## THE REQUEST
Return every entry exactly.

## DATA
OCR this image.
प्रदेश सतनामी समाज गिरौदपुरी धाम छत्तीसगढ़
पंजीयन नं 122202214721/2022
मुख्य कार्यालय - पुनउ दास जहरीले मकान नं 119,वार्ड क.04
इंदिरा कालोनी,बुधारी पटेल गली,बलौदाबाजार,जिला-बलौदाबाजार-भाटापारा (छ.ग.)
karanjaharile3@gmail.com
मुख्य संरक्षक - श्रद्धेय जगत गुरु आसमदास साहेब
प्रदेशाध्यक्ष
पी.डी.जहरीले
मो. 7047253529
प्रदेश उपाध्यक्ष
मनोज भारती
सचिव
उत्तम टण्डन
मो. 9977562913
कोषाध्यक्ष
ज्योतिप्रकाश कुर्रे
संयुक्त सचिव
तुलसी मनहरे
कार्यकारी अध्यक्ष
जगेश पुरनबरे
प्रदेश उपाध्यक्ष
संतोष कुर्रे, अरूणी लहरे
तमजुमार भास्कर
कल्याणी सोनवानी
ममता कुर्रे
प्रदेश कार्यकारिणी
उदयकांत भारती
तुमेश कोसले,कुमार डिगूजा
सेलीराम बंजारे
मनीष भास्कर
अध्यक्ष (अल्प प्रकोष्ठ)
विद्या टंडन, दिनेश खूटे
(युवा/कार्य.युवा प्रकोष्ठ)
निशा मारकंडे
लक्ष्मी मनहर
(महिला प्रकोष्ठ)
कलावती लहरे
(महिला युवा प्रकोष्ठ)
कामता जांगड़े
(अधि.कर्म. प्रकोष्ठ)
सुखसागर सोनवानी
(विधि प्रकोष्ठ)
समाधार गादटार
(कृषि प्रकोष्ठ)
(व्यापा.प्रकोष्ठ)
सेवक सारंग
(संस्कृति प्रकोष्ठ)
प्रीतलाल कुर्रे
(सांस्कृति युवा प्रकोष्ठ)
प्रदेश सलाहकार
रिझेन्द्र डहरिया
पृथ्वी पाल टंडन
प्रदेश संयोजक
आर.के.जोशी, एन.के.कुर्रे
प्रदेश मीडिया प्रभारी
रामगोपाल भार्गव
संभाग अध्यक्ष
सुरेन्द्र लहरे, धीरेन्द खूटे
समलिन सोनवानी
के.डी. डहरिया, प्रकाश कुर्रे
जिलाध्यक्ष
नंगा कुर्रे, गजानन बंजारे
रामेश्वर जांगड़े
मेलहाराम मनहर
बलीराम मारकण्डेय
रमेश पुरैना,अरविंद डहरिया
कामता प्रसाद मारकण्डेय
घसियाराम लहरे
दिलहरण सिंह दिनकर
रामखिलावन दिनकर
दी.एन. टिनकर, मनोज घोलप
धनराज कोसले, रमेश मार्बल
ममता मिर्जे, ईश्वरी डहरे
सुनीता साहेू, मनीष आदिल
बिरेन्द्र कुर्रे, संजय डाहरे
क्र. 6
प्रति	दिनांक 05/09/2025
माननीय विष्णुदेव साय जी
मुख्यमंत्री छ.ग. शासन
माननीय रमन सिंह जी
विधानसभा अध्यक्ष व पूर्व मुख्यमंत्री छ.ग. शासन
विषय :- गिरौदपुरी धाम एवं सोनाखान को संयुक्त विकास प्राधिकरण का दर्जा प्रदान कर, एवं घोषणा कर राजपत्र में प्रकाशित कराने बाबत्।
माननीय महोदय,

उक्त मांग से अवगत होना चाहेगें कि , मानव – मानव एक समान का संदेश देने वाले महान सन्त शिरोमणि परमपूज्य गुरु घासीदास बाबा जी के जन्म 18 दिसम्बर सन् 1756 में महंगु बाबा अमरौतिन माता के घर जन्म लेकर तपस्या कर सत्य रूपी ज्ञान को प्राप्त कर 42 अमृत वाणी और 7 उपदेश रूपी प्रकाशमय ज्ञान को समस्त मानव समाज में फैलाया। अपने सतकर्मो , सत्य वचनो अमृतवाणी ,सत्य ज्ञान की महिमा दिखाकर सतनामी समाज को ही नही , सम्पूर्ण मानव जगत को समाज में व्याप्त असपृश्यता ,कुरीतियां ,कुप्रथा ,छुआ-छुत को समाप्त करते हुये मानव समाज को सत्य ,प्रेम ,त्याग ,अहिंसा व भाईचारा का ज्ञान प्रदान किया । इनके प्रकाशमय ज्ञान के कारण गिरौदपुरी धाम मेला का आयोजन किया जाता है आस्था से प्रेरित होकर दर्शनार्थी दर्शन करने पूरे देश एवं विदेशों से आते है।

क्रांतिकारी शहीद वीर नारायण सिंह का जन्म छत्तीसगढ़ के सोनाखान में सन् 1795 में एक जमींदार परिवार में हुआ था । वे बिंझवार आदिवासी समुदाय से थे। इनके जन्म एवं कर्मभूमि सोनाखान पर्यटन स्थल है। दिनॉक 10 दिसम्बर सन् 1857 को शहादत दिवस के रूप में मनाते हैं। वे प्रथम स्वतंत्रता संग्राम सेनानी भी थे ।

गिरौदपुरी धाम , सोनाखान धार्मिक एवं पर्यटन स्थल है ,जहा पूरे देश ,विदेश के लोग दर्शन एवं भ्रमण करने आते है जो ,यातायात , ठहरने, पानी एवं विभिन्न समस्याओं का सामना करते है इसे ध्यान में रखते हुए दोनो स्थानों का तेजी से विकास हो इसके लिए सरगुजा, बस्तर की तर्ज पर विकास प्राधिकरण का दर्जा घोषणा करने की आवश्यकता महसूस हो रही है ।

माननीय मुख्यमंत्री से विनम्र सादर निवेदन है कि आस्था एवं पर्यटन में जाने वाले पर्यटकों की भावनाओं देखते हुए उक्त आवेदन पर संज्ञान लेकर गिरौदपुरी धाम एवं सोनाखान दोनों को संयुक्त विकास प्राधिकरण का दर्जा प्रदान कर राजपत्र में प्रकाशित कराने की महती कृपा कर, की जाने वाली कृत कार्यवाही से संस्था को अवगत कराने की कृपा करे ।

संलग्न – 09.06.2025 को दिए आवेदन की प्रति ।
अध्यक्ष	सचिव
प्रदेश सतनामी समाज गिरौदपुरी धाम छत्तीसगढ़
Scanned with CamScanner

## WRITTEN SOLUTION
OCR this image.
प्रदेश सतनामी समाज गिरौदपुरी धाम छत्तीसगढ़
पंजीयन नं 122202214721/2022
मुख्य कार्यालय - पुनउ दास जहरीले मकान नं 119,वार्ड क.04
इंदिरा कालोनी,बुधारी पटेल गली,बलौदाबाजार,जिला-बलौदाबाजार-भाटापारा (छ.ग.)
karanjaharile3@gmail.com
मुख्य संरक्षक - श्रद्धेय जगत गुरु आसमदास साहेब
प्रदेशाध्यक्ष
पी.डी.जहरीले
मो. 7047253529
प्रदेश उपाध्यक्ष
मनोज भारती
सचिव
उत्तम टण्डन
मो. 9977562913
कोषाध्यक्ष
ज्योतिप्रकाश कुर्रे
संयुक्त सचिव
तुलसी मनहरे
कार्यकारी अध्यक्ष
जगेश पुरनबरे
प्रदेश उपाध्यक्ष
संतोष कुर्रे, अरूणी लहरे
तमजुमार भास्कर
कल्याणी सोनवानी
ममता कुर्रे
प्रदेश कार्यकारिणी
उदयकांत भारती
तुमेश कोसले,कुमार डिगूजा
सेलीराम बंजारे
मनीष भास्कर
अध्यक्ष (अल्प प्रकोष्ठ)
विद्या टंडन, दिनेश खूटे
(युवा/कार्य.युवा प्रकोष्ठ)
निशा मारकंडे
लक्ष्मी मनहर
(महिला प्रकोष्ठ)
कलावती लहरे
(महिला युवा प्रकोष्ठ)
कामता जांगड़े
(अधि.कर्म. प्रकोष्ठ)
सुखसागर सोनवानी
(विधि प्रकोष्ठ)
समाधार गादटार
(कृषि प्रकोष्ठ)
(व्यापा.प्रकोष्ठ)
सेवक सारंग
(संस्कृति प्रकोष्ठ)
प्रीतलाल कुर्रे
(सांस्कृति युवा प्रकोष्ठ)
प्रदेश सलाहकार
रिझेन्द्र डहरिया
पृथ्वी पाल टंडन
प्रदेश संयोजक
आर.के.जोशी, एन.के.कुर्रे
प्रदेश मीडिया प्रभारी
रामगोपाल भार्गव
संभाग अध्यक्ष
सुरेन्द्र लहरे, धीरेन्द खूटे
समलिन सोनवानी
के.डी. डहरिया, प्रकाश कुर्रे
जिलाध्यक्ष
नंगा कुर्रे, गजानन बंजारे
रामेश्वर जांगड़े
मेलहाराम मनहर
बलीराम मारकण्डेय
रमेश पुरैना,अरविंद डहरिया
कामता प्रसाद मारकण्डेय
घसियाराम लहरे
दिलहरण सिंह दिनकर
रामखिलावन दिनकर
दी.एन. टिनकर, मनोज घोलप
धनराज कोसले, रमेश मार्बल
ममता मिर्जे, ईश्वरी डहरे
सुनीता साहेू, मनीष आदिल
बिरेन्द्र कुर्रे, संजय डाहरे
क्र. 6
प्रति	दिनांक 05/09/2025
माननीय विष्णुदेव साय जी
मुख्यमंत्री छ.ग. शासन
माननीय रमन सिंह जी
विधानसभा अध्यक्ष व पूर्व मुख्यमंत्री छ.ग. शासन
विषय :- गिरौदपुरी धाम एवं सोनाखान को संयुक्त विकास प्राधिकरण का दर्जा प्रदान कर, एवं घोषणा कर राजपत्र में प्रकाशित कराने बाबत्।
माननीय महोदय,

उक्त मांग से अवगत होना चाहेगें कि , मानव – मानव एक समान का संदेश देने वाले महान सन्त शिरोमणि परमपूज्य गुरु घासीदास बाबा जी के जन्म 18 दिसम्बर सन् 1756 में महंगु बाबा अमरौतिन माता के घर जन्म लेकर तपस्या कर सत्य रूपी ज्ञान को प्राप्त कर 42 अमृत वाणी और 7 उपदेश रूपी प्रकाशमय ज्ञान को समस्त मानव समाज में फैलाया। अपने सतकर्मो , सत्य वचनो अमृतवाणी ,सत्य ज्ञान की महिमा दिखाकर सतनामी समाज को ही नही , सम्पूर्ण मानव जगत को समाज में व्याप्त असपृश्यता ,कुरीतियां ,कुप्रथा ,छुआ-छुत को समाप्त करते हुये मानव समाज को सत्य ,प्रेम ,त्याग ,अहिंसा व भाईचारा का ज्ञान प्रदान किया । इनके प्रकाशमय ज्ञान के कारण गिरौदपुरी धाम मेला का आयोजन किया जाता है आस्था से प्रेरित होकर दर्शनार्थी दर्शन करने पूरे देश एवं विदेशों से आते है।

क्रांतिकारी शहीद वीर नारायण सिंह का जन्म छत्तीसगढ़ के सोनाखान में सन् 1795 में एक जमींदार परिवार में हुआ था । वे बिंझवार आदिवासी समुदाय से थे। इनके जन्म एवं कर्मभूमि सोनाखान पर्यटन स्थल है। दिनॉक 10 दिसम्बर सन् 1857 को शहादत दिवस के रूप में मनाते हैं। वे प्रथम स्वतंत्रता संग्राम सेनानी भी थे ।

गिरौदपुरी धाम , सोनाखान धार्मिक एवं पर्यटन स्थल है ,जहा पूरे देश ,विदेश के लोग दर्शन एवं भ्रमण करने आते है जो ,यातायात , ठहरने, पानी एवं विभिन्न समस्याओं का सामना करते है इसे ध्यान में रखते हुए दोनो स्थानों का तेजी से विकास हो इसके लिए सरगुजा, बस्तर की तर्ज पर विकास प्राधिकरण का दर्जा घोषणा करने की आवश्यकता महसूस हो रही है ।

माननीय मुख्यमंत्री से विनम्र सादर निवेदन है कि आस्था एवं पर्यटन में जाने वाले पर्यटकों की भावनाओं देखते हुए उक्त आवेदन पर संज्ञान लेकर गिरौदपुरी धाम एवं सोनाखान दोनों को संयुक्त विकास प्राधिकरण का दर्जा प्रदान कर राजपत्र में प्रकाशित कराने की महती कृपा कर, की जाने वाली कृत कार्यवाही से संस्था को अवगत कराने की कृपा करे ।

संलग्न – 09.06.2025 को दिए आवेदन की प्रति ।
अध्यक्ष	सचिव
प्रदेश सतनामी समाज गिरौदपुरी धाम छत्तीसगढ़
Scanned with CamScanner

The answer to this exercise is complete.